Task goal: Where does the string "finished" appear in the records? Copy every line that contains it.

[Source records]
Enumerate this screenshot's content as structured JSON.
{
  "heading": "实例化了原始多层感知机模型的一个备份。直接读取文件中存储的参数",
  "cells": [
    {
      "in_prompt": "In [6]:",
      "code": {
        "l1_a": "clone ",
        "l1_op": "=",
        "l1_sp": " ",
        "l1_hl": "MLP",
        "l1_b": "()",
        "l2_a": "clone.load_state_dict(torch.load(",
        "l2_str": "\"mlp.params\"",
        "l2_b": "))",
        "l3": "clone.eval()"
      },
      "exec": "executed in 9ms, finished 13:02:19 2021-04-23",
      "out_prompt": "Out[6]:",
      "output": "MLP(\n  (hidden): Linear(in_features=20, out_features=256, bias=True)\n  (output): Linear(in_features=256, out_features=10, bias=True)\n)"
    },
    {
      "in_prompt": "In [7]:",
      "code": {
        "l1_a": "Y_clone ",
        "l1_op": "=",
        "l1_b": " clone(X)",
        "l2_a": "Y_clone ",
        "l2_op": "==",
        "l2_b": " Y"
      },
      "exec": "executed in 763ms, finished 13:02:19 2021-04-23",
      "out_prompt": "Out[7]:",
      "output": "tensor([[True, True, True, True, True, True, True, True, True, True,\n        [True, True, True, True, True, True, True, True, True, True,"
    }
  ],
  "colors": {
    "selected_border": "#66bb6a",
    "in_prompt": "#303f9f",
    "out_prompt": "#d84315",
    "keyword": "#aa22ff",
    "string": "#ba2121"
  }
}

Full response:
      "exec": "executed in 9ms, finished 13:02:19 2021-04-23",
      "exec": "executed in 763ms, finished 13:02:19 2021-04-23",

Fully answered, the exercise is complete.